— start Records to process —
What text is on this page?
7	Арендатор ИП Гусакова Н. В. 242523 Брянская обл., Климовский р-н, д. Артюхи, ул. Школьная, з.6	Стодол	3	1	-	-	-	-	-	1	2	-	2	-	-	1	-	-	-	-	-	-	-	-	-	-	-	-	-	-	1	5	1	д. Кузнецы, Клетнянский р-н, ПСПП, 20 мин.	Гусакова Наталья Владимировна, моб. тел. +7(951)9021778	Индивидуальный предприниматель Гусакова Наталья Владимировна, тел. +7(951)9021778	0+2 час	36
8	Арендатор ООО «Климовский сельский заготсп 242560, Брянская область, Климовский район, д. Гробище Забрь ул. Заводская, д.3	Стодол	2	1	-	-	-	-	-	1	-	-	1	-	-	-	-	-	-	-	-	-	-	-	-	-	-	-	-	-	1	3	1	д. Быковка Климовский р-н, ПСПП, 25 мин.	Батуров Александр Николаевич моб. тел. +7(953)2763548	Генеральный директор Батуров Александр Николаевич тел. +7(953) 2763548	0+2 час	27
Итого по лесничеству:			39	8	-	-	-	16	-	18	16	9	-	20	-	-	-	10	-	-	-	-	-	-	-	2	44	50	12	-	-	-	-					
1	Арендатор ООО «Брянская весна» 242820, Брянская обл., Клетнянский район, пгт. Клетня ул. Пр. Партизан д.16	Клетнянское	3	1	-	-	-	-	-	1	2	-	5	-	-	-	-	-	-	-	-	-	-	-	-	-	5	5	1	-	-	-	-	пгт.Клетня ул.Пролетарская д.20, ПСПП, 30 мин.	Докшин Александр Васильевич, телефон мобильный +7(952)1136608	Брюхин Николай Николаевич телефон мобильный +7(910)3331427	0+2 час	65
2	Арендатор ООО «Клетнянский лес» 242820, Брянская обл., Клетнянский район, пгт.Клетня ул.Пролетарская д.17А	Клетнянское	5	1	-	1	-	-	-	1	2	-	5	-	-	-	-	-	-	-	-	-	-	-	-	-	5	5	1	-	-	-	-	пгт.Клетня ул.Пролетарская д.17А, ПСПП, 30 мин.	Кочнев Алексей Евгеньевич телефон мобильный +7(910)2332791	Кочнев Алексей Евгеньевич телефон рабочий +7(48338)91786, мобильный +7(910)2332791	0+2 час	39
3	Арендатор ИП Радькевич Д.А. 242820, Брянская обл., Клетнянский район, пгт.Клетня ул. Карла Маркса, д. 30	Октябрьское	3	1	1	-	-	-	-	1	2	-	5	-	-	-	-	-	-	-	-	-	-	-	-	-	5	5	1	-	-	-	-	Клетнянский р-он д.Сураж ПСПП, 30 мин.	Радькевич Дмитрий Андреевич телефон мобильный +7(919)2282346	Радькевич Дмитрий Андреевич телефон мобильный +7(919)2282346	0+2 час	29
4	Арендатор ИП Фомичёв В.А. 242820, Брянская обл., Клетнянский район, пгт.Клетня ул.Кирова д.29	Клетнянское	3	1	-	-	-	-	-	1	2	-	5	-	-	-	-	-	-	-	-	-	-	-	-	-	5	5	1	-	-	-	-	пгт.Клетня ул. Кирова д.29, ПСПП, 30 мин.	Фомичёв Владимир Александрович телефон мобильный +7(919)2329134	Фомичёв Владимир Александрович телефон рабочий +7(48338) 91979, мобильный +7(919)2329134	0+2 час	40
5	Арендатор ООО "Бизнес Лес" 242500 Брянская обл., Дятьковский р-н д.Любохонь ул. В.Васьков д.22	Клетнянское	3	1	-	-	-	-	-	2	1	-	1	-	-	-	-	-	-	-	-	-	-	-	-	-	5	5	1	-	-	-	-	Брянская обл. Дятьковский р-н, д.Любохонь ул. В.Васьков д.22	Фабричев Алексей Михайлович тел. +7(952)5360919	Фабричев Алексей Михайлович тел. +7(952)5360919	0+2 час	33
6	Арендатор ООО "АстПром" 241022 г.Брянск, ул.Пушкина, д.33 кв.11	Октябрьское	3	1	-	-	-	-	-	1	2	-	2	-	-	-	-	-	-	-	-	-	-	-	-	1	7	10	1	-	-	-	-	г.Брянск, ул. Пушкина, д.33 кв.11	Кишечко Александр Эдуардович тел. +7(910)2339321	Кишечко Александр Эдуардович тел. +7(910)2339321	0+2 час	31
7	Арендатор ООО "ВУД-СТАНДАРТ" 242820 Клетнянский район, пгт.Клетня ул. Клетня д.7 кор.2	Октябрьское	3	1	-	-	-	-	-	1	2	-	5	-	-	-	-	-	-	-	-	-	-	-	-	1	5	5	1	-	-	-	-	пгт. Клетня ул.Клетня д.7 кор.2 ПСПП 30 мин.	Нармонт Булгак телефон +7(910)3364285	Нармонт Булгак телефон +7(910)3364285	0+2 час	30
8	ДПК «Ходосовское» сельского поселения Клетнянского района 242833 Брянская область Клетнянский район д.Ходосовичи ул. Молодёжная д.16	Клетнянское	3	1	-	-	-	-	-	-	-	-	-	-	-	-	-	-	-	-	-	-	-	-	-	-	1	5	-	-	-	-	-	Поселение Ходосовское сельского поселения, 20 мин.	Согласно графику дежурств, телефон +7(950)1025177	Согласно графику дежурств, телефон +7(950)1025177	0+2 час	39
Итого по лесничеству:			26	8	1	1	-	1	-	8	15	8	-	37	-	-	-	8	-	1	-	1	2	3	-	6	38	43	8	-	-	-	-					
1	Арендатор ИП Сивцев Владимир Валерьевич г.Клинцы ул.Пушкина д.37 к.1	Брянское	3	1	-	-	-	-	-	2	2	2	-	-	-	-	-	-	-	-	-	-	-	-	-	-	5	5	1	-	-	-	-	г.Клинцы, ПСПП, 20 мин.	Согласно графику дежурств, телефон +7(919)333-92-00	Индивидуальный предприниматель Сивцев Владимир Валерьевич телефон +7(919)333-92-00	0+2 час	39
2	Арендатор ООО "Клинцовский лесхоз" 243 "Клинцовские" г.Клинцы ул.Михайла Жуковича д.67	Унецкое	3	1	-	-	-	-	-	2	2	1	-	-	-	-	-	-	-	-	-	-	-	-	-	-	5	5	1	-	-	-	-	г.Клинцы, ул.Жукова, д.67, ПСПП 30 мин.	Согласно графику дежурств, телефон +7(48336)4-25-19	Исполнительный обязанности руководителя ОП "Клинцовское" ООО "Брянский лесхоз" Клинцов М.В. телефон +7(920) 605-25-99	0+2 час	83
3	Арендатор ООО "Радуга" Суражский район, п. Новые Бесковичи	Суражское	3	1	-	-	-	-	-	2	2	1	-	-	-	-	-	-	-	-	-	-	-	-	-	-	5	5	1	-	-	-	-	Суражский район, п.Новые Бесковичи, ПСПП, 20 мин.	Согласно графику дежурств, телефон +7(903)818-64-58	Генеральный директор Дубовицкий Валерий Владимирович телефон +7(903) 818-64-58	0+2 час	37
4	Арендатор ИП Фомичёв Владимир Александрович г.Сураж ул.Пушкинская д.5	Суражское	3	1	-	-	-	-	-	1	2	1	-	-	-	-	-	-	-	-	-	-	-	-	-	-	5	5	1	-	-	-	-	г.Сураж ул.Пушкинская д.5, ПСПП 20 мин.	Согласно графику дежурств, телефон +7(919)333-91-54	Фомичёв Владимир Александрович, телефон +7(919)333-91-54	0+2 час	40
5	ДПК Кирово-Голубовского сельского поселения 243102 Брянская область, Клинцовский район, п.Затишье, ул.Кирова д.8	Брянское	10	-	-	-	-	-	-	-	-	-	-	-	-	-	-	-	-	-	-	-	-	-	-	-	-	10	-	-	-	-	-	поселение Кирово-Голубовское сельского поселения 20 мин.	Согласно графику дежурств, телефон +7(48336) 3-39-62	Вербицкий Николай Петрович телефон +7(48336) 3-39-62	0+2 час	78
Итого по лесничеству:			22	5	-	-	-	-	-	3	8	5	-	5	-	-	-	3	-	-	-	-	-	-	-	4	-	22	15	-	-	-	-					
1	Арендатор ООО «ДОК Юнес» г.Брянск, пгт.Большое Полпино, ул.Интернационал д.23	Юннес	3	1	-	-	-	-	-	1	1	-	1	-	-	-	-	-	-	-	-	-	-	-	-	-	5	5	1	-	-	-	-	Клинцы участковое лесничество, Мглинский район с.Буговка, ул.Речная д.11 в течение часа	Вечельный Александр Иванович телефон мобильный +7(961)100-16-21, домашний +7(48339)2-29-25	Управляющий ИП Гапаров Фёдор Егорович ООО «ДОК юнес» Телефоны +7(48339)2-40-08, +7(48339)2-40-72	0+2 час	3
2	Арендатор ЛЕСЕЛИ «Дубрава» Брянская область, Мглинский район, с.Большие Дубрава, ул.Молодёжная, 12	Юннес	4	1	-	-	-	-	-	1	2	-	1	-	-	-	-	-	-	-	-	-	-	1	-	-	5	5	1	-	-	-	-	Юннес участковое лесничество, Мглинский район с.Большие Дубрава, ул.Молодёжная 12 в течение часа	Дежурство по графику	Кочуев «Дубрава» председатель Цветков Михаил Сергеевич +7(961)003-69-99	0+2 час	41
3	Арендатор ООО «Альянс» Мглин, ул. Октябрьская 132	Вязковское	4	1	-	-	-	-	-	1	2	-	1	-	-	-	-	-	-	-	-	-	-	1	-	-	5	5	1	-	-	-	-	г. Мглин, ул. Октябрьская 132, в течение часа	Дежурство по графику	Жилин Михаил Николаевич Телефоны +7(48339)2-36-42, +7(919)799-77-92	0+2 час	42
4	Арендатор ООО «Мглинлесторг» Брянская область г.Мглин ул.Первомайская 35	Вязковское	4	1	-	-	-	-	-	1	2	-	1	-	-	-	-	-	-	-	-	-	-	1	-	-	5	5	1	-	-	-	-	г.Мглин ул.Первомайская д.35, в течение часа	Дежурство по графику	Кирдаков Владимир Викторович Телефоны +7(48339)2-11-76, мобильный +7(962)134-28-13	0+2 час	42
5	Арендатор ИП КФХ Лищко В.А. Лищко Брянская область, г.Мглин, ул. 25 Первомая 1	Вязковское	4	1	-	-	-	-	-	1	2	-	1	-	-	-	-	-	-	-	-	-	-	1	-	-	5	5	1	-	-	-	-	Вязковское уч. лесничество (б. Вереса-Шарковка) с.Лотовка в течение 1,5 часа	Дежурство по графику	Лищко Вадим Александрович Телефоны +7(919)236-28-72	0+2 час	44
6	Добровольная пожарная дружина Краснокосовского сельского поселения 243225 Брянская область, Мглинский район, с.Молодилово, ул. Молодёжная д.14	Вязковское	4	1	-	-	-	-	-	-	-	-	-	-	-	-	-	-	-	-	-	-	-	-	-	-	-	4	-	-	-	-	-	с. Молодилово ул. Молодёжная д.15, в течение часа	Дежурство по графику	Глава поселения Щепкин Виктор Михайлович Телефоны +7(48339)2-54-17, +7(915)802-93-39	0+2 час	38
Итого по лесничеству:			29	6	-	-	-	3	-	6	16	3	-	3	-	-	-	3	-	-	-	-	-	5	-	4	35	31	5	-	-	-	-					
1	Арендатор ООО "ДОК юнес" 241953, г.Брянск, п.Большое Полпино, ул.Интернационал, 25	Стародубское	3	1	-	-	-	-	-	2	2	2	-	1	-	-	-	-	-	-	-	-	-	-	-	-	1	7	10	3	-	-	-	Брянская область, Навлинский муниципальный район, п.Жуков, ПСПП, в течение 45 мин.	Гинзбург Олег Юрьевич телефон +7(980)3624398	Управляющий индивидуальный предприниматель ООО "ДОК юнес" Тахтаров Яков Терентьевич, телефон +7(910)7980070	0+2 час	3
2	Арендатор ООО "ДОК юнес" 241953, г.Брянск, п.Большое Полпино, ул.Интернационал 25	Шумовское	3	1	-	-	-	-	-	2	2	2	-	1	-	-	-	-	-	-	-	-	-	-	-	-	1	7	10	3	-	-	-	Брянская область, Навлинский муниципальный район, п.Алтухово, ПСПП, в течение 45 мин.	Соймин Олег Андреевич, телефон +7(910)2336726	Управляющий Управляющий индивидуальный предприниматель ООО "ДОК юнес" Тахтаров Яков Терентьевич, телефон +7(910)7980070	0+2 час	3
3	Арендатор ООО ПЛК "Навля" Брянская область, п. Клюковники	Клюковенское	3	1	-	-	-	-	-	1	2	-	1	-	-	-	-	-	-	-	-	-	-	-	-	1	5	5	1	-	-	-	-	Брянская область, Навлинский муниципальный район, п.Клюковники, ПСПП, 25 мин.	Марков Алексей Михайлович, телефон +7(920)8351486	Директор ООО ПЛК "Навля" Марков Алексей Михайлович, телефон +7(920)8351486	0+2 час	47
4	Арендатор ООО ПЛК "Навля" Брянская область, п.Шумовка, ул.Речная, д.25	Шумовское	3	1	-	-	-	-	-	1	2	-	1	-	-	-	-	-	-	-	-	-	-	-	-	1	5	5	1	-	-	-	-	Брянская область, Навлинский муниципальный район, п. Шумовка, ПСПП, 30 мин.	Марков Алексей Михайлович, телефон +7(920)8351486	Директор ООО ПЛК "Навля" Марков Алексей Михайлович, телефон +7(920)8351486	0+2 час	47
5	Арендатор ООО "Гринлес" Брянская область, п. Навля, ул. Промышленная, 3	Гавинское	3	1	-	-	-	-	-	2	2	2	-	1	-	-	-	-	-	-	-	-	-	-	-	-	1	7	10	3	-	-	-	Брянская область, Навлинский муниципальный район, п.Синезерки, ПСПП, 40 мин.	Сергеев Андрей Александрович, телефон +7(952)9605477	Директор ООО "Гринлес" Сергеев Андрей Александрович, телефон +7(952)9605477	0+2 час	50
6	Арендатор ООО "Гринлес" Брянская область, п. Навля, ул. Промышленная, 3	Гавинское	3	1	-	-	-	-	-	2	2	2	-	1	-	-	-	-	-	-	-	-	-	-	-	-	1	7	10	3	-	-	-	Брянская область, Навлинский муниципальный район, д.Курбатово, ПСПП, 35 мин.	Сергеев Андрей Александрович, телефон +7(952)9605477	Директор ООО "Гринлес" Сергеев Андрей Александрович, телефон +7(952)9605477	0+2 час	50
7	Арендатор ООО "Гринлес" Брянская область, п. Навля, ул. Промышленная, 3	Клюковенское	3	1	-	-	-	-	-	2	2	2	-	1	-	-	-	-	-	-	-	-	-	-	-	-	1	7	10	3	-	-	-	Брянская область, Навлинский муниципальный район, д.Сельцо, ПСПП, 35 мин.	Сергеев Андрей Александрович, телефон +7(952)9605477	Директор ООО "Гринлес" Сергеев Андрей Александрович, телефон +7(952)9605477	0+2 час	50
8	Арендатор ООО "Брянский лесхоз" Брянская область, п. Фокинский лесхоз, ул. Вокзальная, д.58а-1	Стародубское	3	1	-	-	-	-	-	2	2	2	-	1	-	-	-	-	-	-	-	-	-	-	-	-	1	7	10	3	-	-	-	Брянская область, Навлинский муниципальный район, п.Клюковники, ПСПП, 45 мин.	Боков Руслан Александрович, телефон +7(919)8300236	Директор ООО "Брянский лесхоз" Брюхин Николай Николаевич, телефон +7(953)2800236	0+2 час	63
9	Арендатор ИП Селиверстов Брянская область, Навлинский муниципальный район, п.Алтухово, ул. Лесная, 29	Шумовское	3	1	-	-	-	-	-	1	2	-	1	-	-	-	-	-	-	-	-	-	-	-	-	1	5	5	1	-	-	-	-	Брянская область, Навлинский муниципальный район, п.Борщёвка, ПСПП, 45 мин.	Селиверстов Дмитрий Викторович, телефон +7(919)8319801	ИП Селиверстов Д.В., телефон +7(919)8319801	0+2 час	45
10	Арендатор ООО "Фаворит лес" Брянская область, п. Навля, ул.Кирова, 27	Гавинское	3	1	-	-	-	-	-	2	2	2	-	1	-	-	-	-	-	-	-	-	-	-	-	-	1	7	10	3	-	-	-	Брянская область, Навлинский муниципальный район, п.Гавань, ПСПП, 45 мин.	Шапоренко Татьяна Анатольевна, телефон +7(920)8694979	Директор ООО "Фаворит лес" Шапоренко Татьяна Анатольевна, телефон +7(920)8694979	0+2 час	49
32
— end Records to process —
What the task requires
Extract every line that has the string "Андреевич" in it.

Written answer
3	Арендатор ИП Радькевич Д.А. 242820, Брянская обл., Клетнянский район, пгт.Клетня ул. Карла Маркса, д. 30	Октябрьское	3	1	1	-	-	-	-	1	2	-	5	-	-	-	-	-	-	-	-	-	-	-	-	-	5	5	1	-	-	-	-	Клетнянский р-он д.Сураж ПСПП, 30 мин.	Радькевич Дмитрий Андреевич телефон мобильный +7(919)2282346	Радькевич Дмитрий Андреевич телефон мобильный +7(919)2282346	0+2 час	29
2	Арендатор ООО "ДОК юнес" 241953, г.Брянск, п.Большое Полпино, ул.Интернационал 25	Шумовское	3	1	-	-	-	-	-	2	2	2	-	1	-	-	-	-	-	-	-	-	-	-	-	-	1	7	10	3	-	-	-	Брянская область, Навлинский муниципальный район, п.Алтухово, ПСПП, в течение 45 мин.	Соймин Олег Андреевич, телефон +7(910)2336726	Управляющий Управляющий индивидуальный предприниматель ООО "ДОК юнес" Тахтаров Яков Терентьевич, телефон +7(910)7980070	0+2 час	3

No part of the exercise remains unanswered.